**What the task asks:** State how many rows contain the string "interactable", giving only the number.

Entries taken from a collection
>>
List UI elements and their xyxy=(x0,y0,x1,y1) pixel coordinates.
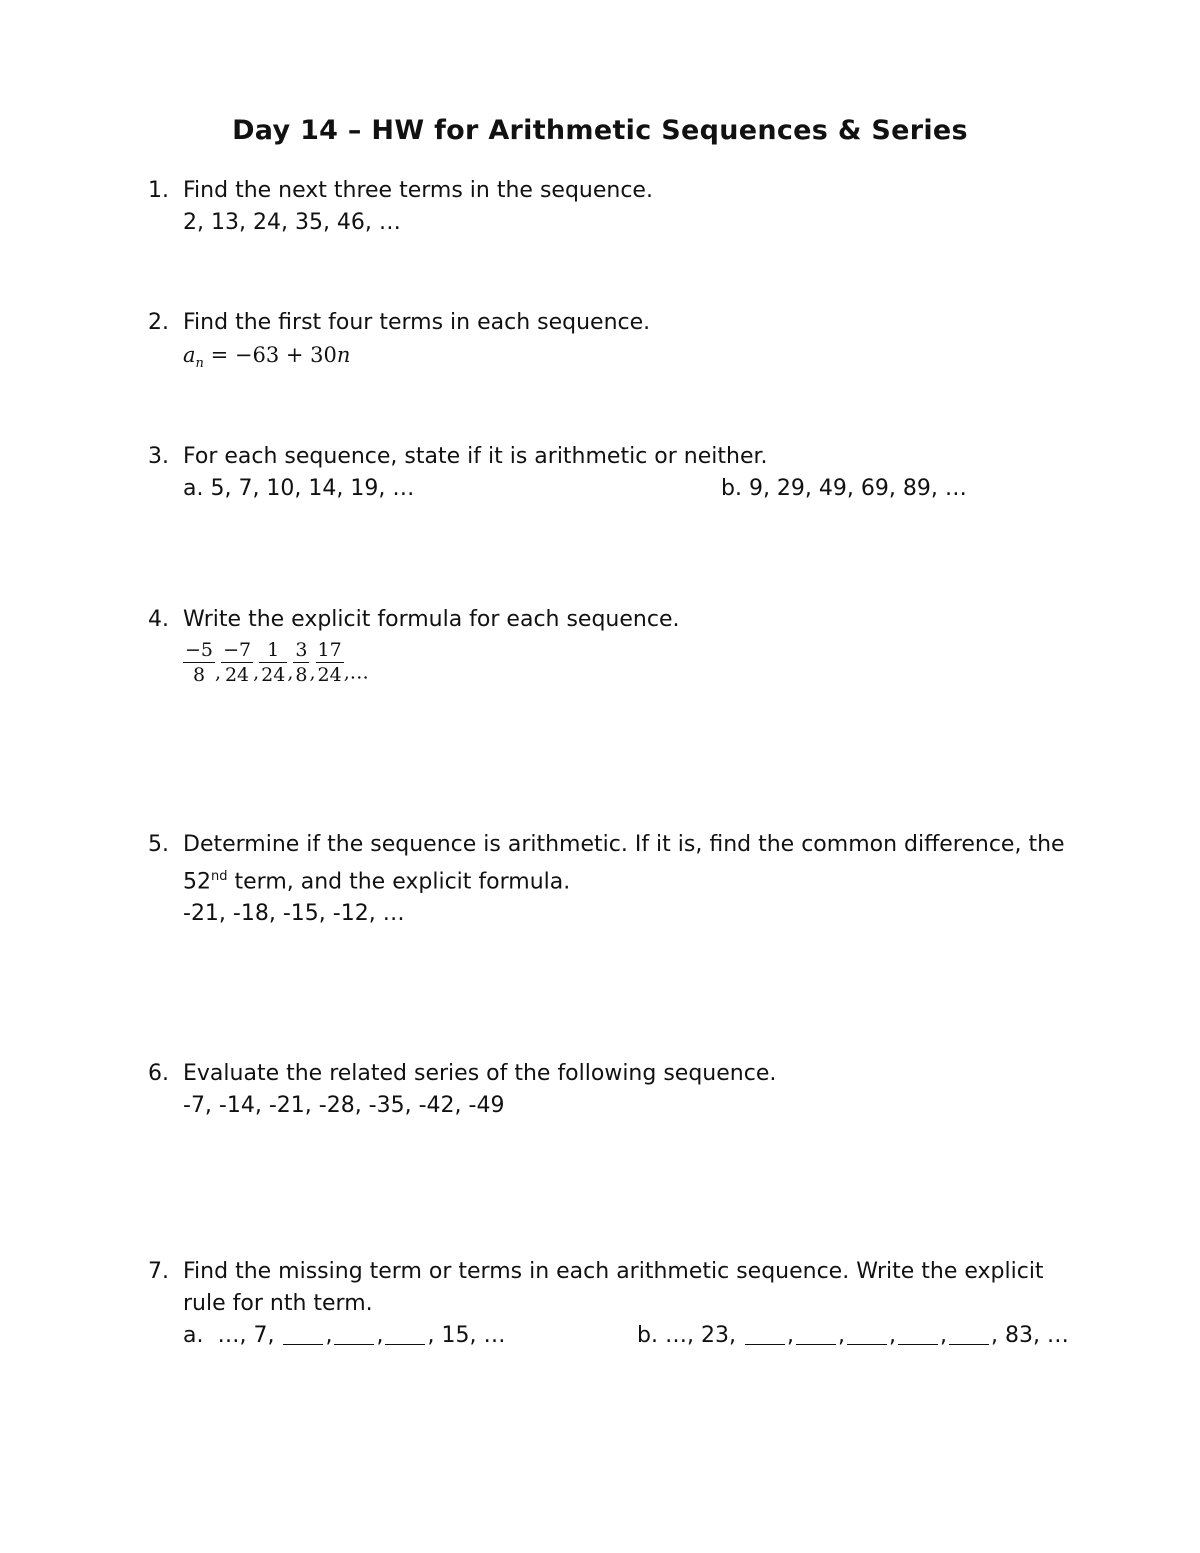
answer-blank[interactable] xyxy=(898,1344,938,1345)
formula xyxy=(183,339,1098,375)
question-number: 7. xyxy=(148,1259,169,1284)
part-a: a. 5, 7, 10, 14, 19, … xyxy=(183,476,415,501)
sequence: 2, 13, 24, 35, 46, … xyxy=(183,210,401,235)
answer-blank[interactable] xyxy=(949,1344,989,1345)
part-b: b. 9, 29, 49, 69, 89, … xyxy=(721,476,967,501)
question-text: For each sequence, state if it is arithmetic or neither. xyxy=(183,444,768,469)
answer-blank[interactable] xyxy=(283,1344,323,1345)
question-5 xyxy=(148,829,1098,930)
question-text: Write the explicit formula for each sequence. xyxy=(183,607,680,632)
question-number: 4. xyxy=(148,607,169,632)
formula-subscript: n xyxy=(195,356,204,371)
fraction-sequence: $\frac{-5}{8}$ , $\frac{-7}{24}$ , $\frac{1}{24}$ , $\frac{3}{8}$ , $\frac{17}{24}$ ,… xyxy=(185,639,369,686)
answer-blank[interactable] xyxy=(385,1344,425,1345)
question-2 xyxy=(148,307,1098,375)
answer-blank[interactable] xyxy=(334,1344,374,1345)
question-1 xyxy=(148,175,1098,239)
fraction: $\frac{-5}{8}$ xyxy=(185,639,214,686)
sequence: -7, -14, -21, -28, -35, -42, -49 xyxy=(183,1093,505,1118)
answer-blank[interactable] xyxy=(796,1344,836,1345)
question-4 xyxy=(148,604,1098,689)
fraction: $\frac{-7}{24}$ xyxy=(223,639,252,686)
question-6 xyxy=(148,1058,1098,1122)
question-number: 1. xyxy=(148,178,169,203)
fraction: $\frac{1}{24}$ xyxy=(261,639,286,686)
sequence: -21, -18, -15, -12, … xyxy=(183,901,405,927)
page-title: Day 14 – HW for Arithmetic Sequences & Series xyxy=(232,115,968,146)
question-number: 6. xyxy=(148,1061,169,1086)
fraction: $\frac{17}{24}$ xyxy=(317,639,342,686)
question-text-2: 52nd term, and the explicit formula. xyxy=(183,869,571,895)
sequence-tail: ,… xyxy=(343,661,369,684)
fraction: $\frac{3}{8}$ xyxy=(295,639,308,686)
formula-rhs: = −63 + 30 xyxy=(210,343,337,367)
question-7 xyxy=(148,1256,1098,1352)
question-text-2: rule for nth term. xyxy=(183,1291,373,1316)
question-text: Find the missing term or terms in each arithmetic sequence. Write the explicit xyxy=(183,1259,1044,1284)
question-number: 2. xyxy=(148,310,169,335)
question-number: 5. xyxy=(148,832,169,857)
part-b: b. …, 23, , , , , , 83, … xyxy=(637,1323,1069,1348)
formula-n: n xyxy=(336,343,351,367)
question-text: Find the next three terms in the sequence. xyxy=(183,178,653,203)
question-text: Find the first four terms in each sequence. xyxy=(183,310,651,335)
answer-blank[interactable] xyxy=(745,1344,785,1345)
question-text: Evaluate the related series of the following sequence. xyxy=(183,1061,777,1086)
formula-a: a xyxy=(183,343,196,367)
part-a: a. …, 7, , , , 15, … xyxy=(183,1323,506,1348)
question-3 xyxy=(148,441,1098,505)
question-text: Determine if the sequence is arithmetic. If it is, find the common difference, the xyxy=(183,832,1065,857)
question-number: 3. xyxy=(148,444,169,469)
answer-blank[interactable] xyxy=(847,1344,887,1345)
<<
**Result of the exercise:** 8